Given instruction: Below is a listing; reproduce each line of it exactly.

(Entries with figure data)

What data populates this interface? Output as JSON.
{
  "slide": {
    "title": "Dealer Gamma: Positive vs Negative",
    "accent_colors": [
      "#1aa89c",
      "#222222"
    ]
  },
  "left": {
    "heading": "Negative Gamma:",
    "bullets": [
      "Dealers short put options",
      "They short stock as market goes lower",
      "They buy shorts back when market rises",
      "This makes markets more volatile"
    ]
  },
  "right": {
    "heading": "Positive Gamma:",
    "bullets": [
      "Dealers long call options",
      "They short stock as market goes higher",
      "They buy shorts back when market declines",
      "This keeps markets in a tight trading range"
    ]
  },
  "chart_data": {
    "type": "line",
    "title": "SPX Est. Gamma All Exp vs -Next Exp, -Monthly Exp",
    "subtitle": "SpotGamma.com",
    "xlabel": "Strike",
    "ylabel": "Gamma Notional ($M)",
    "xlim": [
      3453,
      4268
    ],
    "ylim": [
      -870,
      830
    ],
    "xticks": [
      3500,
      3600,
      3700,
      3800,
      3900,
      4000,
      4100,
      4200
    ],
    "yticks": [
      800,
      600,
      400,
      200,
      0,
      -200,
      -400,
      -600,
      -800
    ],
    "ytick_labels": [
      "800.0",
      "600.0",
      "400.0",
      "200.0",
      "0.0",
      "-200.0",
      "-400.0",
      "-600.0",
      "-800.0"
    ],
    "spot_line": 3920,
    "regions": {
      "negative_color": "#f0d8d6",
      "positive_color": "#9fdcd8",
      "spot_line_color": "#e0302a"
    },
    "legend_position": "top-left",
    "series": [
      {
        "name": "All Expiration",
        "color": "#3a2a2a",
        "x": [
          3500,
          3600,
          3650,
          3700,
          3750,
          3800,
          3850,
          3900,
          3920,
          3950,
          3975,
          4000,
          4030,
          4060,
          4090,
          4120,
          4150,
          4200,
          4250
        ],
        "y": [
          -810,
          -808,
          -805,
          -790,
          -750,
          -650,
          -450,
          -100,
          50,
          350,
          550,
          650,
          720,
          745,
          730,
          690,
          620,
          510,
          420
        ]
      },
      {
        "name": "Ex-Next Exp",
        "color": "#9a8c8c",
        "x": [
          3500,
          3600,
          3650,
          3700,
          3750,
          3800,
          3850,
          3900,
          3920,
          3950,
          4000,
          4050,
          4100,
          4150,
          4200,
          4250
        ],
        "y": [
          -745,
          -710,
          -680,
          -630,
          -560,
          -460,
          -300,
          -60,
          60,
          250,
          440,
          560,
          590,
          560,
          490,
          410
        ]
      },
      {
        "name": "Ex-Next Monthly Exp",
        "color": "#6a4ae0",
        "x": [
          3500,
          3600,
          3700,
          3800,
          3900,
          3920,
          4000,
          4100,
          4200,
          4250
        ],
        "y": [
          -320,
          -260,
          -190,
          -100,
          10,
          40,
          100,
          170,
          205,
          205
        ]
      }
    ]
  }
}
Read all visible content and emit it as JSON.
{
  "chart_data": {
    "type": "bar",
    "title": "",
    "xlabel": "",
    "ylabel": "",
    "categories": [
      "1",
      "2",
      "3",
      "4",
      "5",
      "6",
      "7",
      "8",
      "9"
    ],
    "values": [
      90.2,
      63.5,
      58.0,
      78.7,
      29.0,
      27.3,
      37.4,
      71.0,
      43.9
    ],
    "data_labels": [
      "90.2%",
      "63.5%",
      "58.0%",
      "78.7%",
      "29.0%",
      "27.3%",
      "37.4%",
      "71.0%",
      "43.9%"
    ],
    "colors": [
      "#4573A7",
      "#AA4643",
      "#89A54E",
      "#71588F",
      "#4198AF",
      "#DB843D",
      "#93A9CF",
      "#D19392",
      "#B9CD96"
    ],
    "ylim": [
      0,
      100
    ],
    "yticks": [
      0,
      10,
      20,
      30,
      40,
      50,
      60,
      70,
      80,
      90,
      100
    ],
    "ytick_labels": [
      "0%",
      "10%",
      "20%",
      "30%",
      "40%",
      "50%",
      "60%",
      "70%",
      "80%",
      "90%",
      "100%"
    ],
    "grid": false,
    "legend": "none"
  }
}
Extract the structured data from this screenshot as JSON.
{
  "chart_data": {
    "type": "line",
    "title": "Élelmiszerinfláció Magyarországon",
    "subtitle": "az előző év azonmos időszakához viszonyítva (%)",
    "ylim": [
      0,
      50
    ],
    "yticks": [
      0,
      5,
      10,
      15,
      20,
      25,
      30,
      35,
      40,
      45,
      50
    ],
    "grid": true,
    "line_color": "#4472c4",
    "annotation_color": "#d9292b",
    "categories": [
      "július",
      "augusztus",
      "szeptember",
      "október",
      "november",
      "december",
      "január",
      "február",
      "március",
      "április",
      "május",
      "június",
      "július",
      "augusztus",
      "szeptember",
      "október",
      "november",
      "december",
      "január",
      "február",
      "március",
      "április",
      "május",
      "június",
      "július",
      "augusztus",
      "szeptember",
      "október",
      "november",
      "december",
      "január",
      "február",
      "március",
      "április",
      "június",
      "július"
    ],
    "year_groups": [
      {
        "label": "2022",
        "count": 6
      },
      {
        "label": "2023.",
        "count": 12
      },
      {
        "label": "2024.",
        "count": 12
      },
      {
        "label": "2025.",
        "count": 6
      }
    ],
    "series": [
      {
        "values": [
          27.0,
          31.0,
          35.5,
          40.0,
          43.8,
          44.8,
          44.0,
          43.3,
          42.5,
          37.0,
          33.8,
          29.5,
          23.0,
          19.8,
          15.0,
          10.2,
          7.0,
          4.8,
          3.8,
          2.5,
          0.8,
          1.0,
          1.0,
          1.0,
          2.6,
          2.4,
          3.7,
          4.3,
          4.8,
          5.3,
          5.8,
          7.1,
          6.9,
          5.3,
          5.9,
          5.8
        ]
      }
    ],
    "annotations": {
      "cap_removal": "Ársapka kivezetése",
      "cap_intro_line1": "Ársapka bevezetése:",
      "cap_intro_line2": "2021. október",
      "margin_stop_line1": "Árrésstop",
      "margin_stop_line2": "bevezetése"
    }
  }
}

Task response:
What data populates this interface? Output as JSON.
{
  "slide": {
    "title": "Dealer Gamma: Positive vs Negative",
    "accent_colors": [
      "#1aa89c",
      "#222222"
    ]
  },
  "left": {
    "heading": "Negative Gamma:",
    "bullets": [
      "Dealers short put options",
      "They short stock as market goes lower",
      "They buy shorts back when market rises",
      "This makes markets more volatile"
    ]
  },
  "right": {
    "heading": "Positive Gamma:",
    "bullets": [
      "Dealers long call options",
      "They short stock as market goes higher",
      "They buy shorts back when market declines",
      "This keeps markets in a tight trading range"
    ]
  },
  "chart_data": {
    "type": "line",
    "title": "SPX Est. Gamma All Exp vs -Next Exp, -Monthly Exp",
    "subtitle": "SpotGamma.com",
    "xlabel": "Strike",
    "ylabel": "Gamma Notional ($M)",
    "xlim": [
      3453,
      4268
    ],
    "ylim": [
      -870,
      830
    ],
    "xticks": [
      3500,
      3600,
      3700,
      3800,
      3900,
      4000,
      4100,
      4200
    ],
    "yticks": [
      800,
      600,
      400,
      200,
      0,
      -200,
      -400,
      -600,
      -800
    ],
    "ytick_labels": [
      "800.0",
      "600.0",
      "400.0",
      "200.0",
      "0.0",
      "-200.0",
      "-400.0",
      "-600.0",
      "-800.0"
    ],
    "spot_line": 3920,
    "regions": {
      "negative_color": "#f0d8d6",
      "positive_color": "#9fdcd8",
      "spot_line_color": "#e0302a"
    },
    "legend_position": "top-left",
    "series": [
      {
        "name": "All Expiration",
        "color": "#3a2a2a",
        "x": [
          3500,
          3600,
          3650,
          3700,
          3750,
          3800,
          3850,
          3900,
          3920,
          3950,
          3975,
          4000,
          4030,
          4060,
          4090,
          4120,
          4150,
          4200,
          4250
        ],
        "y": [
          -810,
          -808,
          -805,
          -790,
          -750,
          -650,
          -450,
          -100,
          50,
          350,
          550,
          650,
          720,
          745,
          730,
          690,
          620,
          510,
          420
        ]
      },
      {
        "name": "Ex-Next Exp",
        "color": "#9a8c8c",
        "x": [
          3500,
          3600,
          3650,
          3700,
          3750,
          3800,
          3850,
          3900,
          3920,
          3950,
          4000,
          4050,
          4100,
          4150,
          4200,
          4250
        ],
        "y": [
          -745,
          -710,
          -680,
          -630,
          -560,
          -460,
          -300,
          -60,
          60,
          250,
          440,
          560,
          590,
          560,
          490,
          410
        ]
      },
      {
        "name": "Ex-Next Monthly Exp",
        "color": "#6a4ae0",
        "x": [
          3500,
          3600,
          3700,
          3800,
          3900,
          3920,
          4000,
          4100,
          4200,
          4250
        ],
        "y": [
          -320,
          -260,
          -190,
          -100,
          10,
          40,
          100,
          170,
          205,
          205
        ]
      }
    ]
  }
}
Read all visible content and emit it as JSON.
{
  "chart_data": {
    "type": "bar",
    "title": "",
    "xlabel": "",
    "ylabel": "",
    "categories": [
      "1",
      "2",
      "3",
      "4",
      "5",
      "6",
      "7",
      "8",
      "9"
    ],
    "values": [
      90.2,
      63.5,
      58.0,
      78.7,
      29.0,
      27.3,
      37.4,
      71.0,
      43.9
    ],
    "data_labels": [
      "90.2%",
      "63.5%",
      "58.0%",
      "78.7%",
      "29.0%",
      "27.3%",
      "37.4%",
      "71.0%",
      "43.9%"
    ],
    "colors": [
      "#4573A7",
      "#AA4643",
      "#89A54E",
      "#71588F",
      "#4198AF",
      "#DB843D",
      "#93A9CF",
      "#D19392",
      "#B9CD96"
    ],
    "ylim": [
      0,
      100
    ],
    "yticks": [
      0,
      10,
      20,
      30,
      40,
      50,
      60,
      70,
      80,
      90,
      100
    ],
    "ytick_labels": [
      "0%",
      "10%",
      "20%",
      "30%",
      "40%",
      "50%",
      "60%",
      "70%",
      "80%",
      "90%",
      "100%"
    ],
    "grid": false,
    "legend": "none"
  }
}
Extract the structured data from this screenshot as JSON.
{
  "chart_data": {
    "type": "line",
    "title": "Élelmiszerinfláció Magyarországon",
    "subtitle": "az előző év azonmos időszakához viszonyítva (%)",
    "ylim": [
      0,
      50
    ],
    "yticks": [
      0,
      5,
      10,
      15,
      20,
      25,
      30,
      35,
      40,
      45,
      50
    ],
    "grid": true,
    "line_color": "#4472c4",
    "annotation_color": "#d9292b",
    "categories": [
      "július",
      "augusztus",
      "szeptember",
      "október",
      "november",
      "december",
      "január",
      "február",
      "március",
      "április",
      "május",
      "június",
      "július",
      "augusztus",
      "szeptember",
      "október",
      "november",
      "december",
      "január",
      "február",
      "március",
      "április",
      "május",
      "június",
      "július",
      "augusztus",
      "szeptember",
      "október",
      "november",
      "december",
      "január",
      "február",
      "március",
      "április",
      "június",
      "július"
    ],
    "year_groups": [
      {
        "label": "2022",
        "count": 6
      },
      {
        "label": "2023.",
        "count": 12
      },
      {
        "label": "2024.",
        "count": 12
      },
      {
        "label": "2025.",
        "count": 6
      }
    ],
    "series": [
      {
        "values": [
          27.0,
          31.0,
          35.5,
          40.0,
          43.8,
          44.8,
          44.0,
          43.3,
          42.5,
          37.0,
          33.8,
          29.5,
          23.0,
          19.8,
          15.0,
          10.2,
          7.0,
          4.8,
          3.8,
          2.5,
          0.8,
          1.0,
          1.0,
          1.0,
          2.6,
          2.4,
          3.7,
          4.3,
          4.8,
          5.3,
          5.8,
          7.1,
          6.9,
          5.3,
          5.9,
          5.8
        ]
      }
    ],
    "annotations": {
      "cap_removal": "Ársapka kivezetése",
      "cap_intro_line1": "Ársapka bevezetése:",
      "cap_intro_line2": "2021. október",
      "margin_stop_line1": "Árrésstop",
      "margin_stop_line2": "bevezetése"
    }
  }
}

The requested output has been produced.